*Your task:* Isolate every line in the data with the string "ylabel" and copy it.

Start Record list

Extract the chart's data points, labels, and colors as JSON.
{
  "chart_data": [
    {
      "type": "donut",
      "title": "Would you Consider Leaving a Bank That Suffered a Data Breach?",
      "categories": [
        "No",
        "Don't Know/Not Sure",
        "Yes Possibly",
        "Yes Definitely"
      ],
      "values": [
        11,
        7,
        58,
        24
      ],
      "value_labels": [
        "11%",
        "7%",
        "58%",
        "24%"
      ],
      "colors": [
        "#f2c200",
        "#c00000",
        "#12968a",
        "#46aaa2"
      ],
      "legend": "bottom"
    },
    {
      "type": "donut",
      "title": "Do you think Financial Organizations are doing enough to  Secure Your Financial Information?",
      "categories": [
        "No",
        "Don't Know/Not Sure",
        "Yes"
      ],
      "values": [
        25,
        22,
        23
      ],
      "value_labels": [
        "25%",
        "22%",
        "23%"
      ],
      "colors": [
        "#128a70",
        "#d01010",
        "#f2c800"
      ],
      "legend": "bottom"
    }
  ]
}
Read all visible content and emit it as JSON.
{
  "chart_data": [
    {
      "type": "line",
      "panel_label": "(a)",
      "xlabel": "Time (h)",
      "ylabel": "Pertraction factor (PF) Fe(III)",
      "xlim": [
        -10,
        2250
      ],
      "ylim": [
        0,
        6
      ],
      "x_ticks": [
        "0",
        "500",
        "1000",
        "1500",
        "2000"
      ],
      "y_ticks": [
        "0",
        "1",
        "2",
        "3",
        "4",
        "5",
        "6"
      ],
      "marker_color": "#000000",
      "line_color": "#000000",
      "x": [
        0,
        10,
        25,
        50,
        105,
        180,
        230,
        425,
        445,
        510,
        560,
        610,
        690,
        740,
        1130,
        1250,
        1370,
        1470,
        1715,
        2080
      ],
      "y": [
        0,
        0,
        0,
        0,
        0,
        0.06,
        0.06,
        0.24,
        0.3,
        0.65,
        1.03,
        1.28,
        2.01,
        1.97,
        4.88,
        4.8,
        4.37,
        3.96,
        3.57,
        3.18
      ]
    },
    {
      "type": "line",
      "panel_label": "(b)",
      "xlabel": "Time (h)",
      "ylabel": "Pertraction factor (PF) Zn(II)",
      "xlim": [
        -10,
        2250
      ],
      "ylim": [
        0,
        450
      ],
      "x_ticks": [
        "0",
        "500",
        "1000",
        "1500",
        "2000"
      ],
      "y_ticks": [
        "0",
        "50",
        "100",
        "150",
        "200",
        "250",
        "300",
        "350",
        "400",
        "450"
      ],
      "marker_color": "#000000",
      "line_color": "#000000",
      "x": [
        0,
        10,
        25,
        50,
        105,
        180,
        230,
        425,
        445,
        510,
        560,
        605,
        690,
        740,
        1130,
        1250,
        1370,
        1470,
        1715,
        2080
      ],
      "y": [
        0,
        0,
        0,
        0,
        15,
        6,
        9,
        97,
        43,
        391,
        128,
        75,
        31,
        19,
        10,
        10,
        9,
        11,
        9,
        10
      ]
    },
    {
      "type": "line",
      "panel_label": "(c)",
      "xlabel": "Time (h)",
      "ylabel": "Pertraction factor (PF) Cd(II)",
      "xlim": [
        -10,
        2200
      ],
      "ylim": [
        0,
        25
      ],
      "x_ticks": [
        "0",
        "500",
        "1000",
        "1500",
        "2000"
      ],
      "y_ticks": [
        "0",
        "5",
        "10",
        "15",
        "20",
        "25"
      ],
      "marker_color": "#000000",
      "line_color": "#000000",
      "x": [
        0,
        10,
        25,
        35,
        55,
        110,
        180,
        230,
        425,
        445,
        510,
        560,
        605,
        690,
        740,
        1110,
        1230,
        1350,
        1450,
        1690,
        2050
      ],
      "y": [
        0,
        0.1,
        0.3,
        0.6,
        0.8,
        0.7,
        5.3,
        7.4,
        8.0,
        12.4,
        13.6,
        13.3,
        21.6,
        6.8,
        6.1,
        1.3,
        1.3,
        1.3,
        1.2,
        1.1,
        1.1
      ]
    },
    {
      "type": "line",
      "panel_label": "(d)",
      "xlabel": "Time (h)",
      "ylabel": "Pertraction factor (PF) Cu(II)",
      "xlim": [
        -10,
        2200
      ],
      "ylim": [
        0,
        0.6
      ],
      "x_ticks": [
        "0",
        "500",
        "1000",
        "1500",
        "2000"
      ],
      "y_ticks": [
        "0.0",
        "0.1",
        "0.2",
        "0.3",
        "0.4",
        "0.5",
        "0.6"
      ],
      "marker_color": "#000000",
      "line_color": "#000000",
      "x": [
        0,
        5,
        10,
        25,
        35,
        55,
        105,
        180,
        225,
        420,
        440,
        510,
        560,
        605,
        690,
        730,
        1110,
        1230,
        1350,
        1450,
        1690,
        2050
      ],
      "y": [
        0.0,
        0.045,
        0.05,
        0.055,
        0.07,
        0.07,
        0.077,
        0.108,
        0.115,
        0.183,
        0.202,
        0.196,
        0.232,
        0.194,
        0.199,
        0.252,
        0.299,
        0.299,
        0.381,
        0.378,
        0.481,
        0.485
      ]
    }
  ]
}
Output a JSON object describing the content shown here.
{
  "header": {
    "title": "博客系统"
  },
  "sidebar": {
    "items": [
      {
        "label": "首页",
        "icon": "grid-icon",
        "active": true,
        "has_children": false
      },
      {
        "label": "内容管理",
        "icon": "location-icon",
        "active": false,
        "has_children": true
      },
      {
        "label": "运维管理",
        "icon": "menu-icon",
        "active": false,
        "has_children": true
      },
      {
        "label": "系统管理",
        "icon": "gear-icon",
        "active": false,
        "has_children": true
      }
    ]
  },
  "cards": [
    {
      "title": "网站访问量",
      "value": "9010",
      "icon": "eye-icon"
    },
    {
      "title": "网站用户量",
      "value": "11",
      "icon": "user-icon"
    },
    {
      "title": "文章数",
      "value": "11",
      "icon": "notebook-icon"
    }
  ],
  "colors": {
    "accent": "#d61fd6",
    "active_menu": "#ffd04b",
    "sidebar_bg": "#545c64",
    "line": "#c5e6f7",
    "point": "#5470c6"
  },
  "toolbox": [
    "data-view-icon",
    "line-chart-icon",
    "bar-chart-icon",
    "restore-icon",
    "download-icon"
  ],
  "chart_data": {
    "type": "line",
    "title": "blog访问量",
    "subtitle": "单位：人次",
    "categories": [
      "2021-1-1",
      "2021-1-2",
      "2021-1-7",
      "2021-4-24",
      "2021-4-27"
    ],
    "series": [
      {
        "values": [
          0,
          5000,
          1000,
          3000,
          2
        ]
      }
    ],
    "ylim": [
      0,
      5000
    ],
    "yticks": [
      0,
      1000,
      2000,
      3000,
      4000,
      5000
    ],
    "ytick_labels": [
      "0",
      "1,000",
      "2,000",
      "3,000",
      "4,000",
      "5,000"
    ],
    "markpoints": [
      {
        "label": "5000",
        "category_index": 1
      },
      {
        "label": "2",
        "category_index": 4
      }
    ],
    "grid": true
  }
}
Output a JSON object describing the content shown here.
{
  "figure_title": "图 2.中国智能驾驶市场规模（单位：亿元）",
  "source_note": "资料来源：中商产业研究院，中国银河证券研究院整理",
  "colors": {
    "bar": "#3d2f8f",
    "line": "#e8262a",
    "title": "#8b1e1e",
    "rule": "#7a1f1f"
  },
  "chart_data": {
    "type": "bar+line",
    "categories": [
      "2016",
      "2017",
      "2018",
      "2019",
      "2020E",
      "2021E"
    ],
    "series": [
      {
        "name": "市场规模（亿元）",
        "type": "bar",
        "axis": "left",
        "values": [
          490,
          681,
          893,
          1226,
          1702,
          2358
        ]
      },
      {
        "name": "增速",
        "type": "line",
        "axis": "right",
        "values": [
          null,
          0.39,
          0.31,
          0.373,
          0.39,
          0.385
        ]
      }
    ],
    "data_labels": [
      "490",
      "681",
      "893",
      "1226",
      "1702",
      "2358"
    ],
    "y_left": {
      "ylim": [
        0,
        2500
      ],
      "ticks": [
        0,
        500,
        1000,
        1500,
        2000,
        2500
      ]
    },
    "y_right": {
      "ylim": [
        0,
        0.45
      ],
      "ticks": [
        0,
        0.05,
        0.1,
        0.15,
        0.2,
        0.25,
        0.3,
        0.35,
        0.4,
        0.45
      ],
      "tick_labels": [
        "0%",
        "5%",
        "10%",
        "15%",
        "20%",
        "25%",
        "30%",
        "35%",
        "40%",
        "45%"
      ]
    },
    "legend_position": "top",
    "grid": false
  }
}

End Record list

*Complete output:*
      "ylabel": "Pertraction factor (PF) Fe(III)",
      "ylabel": "Pertraction factor (PF) Zn(II)",
      "ylabel": "Pertraction factor (PF) Cd(II)",
      "ylabel": "Pertraction factor (PF) Cu(II)",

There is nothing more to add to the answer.